# PROBLEM TO SOLVE:
Identify all lines in the listing that include the word "породъ", and copy them out.
::::::::::
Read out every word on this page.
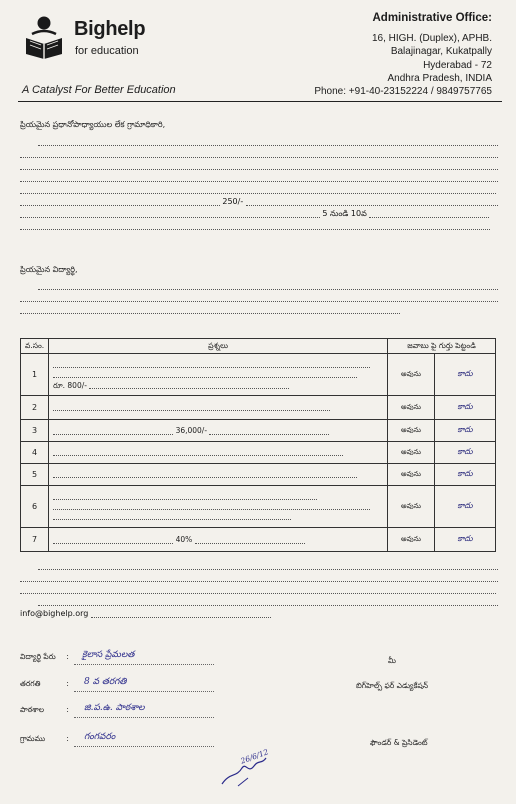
Bighelp
for education
A Catalyst For Better Education
Administrative Office:
16, HIGH. (Duplex), APHB.
Balajinagar, Kukatpally
Hyderabad - 72
Andhra Pradesh, INDIA
Phone: +91-40-23152224 / 9849757765
ప్రియమైన ప్రధానోపాధ్యాయుల లేక గ్రామాధికారి,
250/-
5 నుండి 10వ
ప్రియమైన విద్యార్థి,
వ.సం.	ప్రశ్నలు	జవాబు పై గుర్తు పెట్టండి	
1	రూ. 800/-	అవును	కాదు
2		అవును	కాదు
3	36,000/-	అవును	కాదు
4		అవును	కాదు
5		అవును	కాదు
6		అవును	కాదు
7	40%	అవును	కాదు
info@bighelp.org
విద్యార్థి పేరు : కైలాస ప్రేమలత
మీ
తరగతి	: 8 వ తరగతి	బిగ్‌హెల్ప్ ఫర్ ఎడ్యుకేషన్
పాఠశాల	: జి.ప.ఉ. పాఠశాల
గ్రామము	: గంగవరం
ఫౌండర్ & ప్రెసిడెంట్
26/6/12
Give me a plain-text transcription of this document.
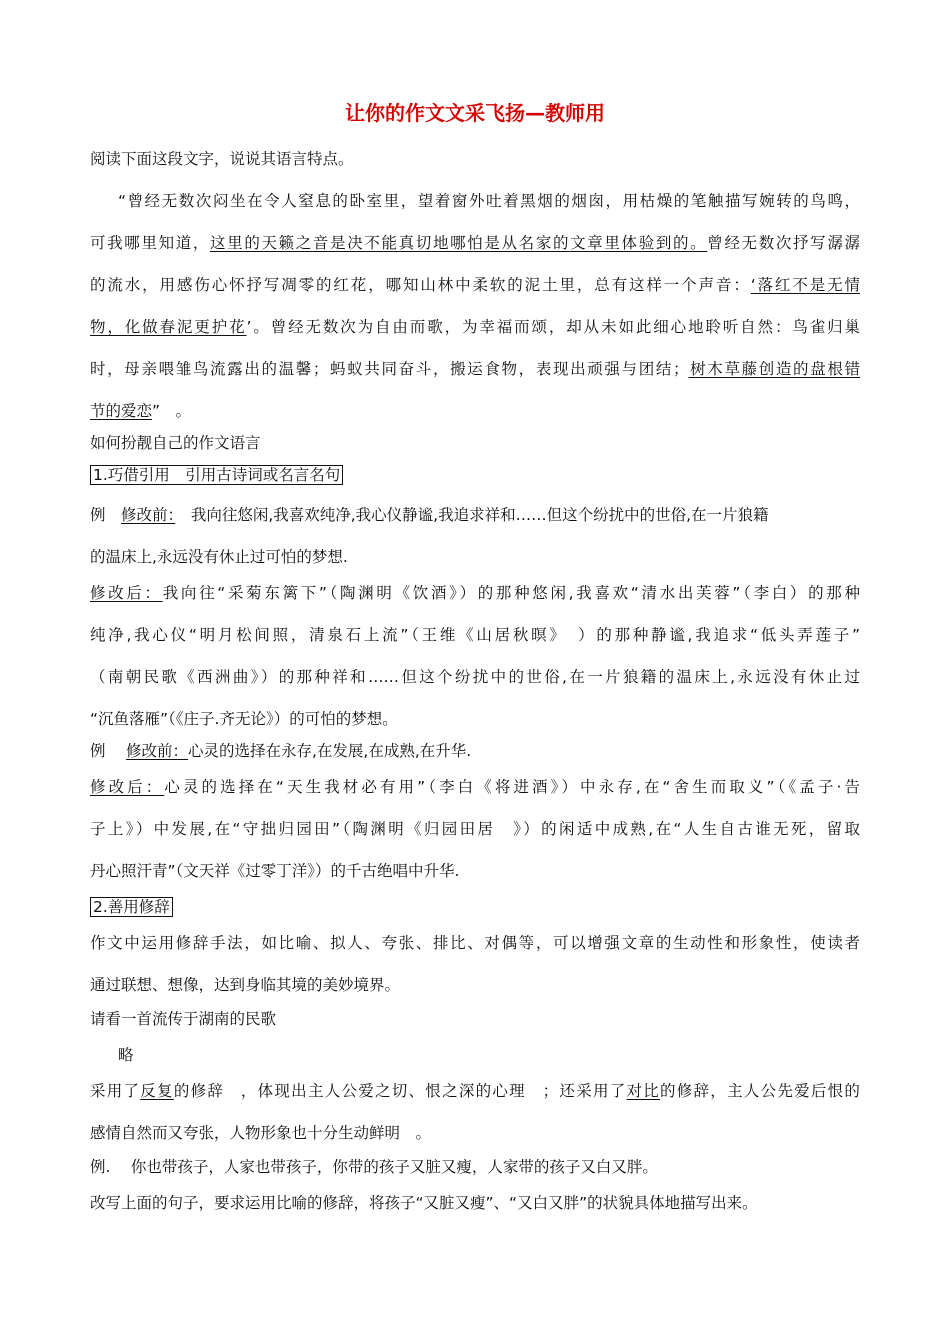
让你的作文文采飞扬—教师用
阅读下面这段文字，说说其语言特点。
“曾经无数次闷坐在令人窒息的卧室里，望着窗外吐着黑烟的烟囱，用枯燥的笔触描写婉转的鸟鸣，
可我哪里知道，这里的天籁之音是决不能真切地哪怕是从名家的文章里体验到的。曾经无数次抒写潺潺
的流水，用感伤心怀抒写凋零的红花，哪知山林中柔软的泥土里，总有这样一个声音：‘落红不是无情
物，化做春泥更护花’。曾经无数次为自由而歌，为幸福而颂，却从未如此细心地聆听自然：鸟雀归巢
时，母亲喂雏鸟流露出的温馨；蚂蚁共同奋斗，搬运食物，表现出顽强与团结；树木草藤创造的盘根错
节的爱恋”　。
如何扮靓自己的作文语言
1.巧借引用　引用古诗词或名言名句
例　 修改前：　 我向往悠闲,我喜欢纯净,我心仪静谧,我追求祥和……但这个纷扰中的世俗,在一片狼籍
的温床上,永远没有休止过可怕的梦想.
修改后：我向往“采菊东篱下”（陶渊明《饮酒》）的那种悠闲,我喜欢“清水出芙蓉”（李白）的那种
纯净,我心仪“明月松间照，清泉石上流”（王维《山居秋暝》　）的那种静谧,我追求“低头弄莲子”
（南朝民歌《西洲曲》）的那种祥和……但这个纷扰中的世俗,在一片狼籍的温床上,永远没有休止过
“沉鱼落雁”（《庄子.齐无论》）的可怕的梦想。
例　 修改前：心灵的选择在永存,在发展,在成熟,在升华.
修改后：心灵的选择在“天生我材必有用”（李白《将进酒》）中永存,在“舍生而取义”（《孟子·告
子上》）中发展,在“守拙归园田”（陶渊明《归园田居　》）的闲适中成熟,在“人生自古谁无死，留取
丹心照汗青”（文天祥《过零丁洋》）的千古绝唱中升华.
2.善用修辞
作文中运用修辞手法，如比喻、拟人、夸张、排比、对偶等，可以增强文章的生动性和形象性，使读者
通过联想、想像，达到身临其境的美妙境界。
请看一首流传于湖南的民歌
略
采用了反复的修辞　，体现出主人公爱之切、恨之深的心理　；还采用了对比的修辞，主人公先爱后恨的
感情自然而又夸张，人物形象也十分生动鲜明　。
例.　 你也带孩子，人家也带孩子，你带的孩子又脏又瘦，人家带的孩子又白又胖。
改写上面的句子，要求运用比喻的修辞，将孩子“又脏又瘦”、“又白又胖”的状貌具体地描写出来。
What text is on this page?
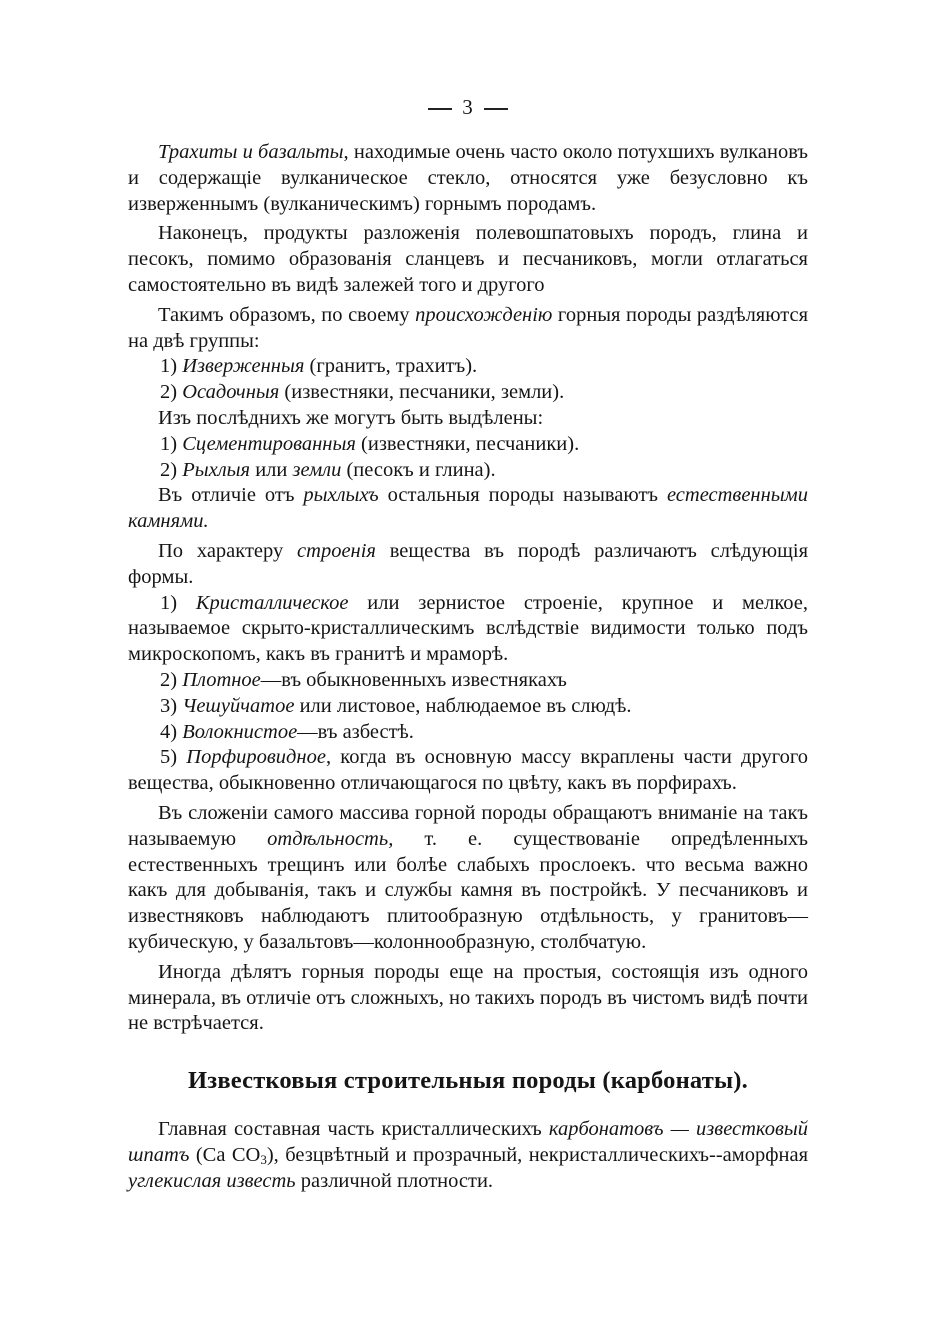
3

Трахиты и базальты, находимые очень часто около потухшихъ вулкановъ и содержащіе вулканическое стекло, относятся уже безусловно къ изверженнымъ (вулканическимъ) горнымъ породамъ.

Наконецъ, продукты разложенія полевошпатовыхъ породъ, глина и песокъ, помимо образованія сланцевъ и песчаниковъ, могли отлагаться самостоятельно въ видѣ залежей того и другого

Такимъ образомъ, по своему происхожденію горныя породы раздѣляются на двѣ группы:

1) Изверженныя (гранитъ, трахитъ).

2) Осадочныя (известняки, песчаники, земли).

Изъ послѣднихъ же могутъ быть выдѣлены:

1) Сцементированныя (известняки, песчаники).

2) Рыхлыя или земли (песокъ и глина).

Въ отличіе отъ рыхлыхъ остальныя породы называютъ естественными камнями.

По характеру строенія вещества въ породѣ различаютъ слѣдующія формы.

1) Кристаллическое или зернистое строеніе, крупное и мелкое, называемое скрыто-кристаллическимъ вслѣдствіе видимости только подъ микроскопомъ, какъ въ гранитѣ и мраморѣ.

2) Плотное—въ обыкновенныхъ известнякахъ

3) Чешуйчатое или листовое, наблюдаемое въ слюдѣ.

4) Волокнистое—въ азбестѣ.

5) Порфировидное, когда въ основную массу вкраплены части другого вещества, обыкновенно отличающагося по цвѣту, какъ въ порфирахъ.

Въ сложеніи самого массива горной породы обращаютъ вниманіе на такъ называемую отдѣльность, т. е. существованіе опредѣленныхъ естественныхъ трещинъ или болѣе слабыхъ прослоекъ. что весьма важно какъ для добыванія, такъ и службы камня въ постройкѣ. У песчаниковъ и известняковъ наблюдаютъ плитообразную отдѣльность, у гранитовъ—кубическую, у базальтовъ—колоннообразную, столбчатую.

Иногда дѣлятъ горныя породы еще на простыя, состоящія изъ одного минерала, въ отличіе отъ сложныхъ, но такихъ породъ въ чистомъ видѣ почти не встрѣчается.

Известковыя строительныя породы (карбонаты).

Главная составная часть кристаллическихъ карбонатовъ — известковый шпатъ (Ca $CO_3$), безцвѣтный и прозрачный, некристаллическихъ--аморфная углекислая известь различной плотности.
::::::::::
# THE REPLY:
Наконецъ, продукты разложенія полевошпатовыхъ породъ, глина и песокъ, помимо образованія сланцевъ и песчаниковъ, могли отлагаться самостоятельно въ видѣ залежей того и другого
Иногда дѣлятъ горныя породы еще на простыя, состоящія изъ одного минерала, въ отличіе отъ сложныхъ, но такихъ породъ въ чистомъ видѣ почти не встрѣчается.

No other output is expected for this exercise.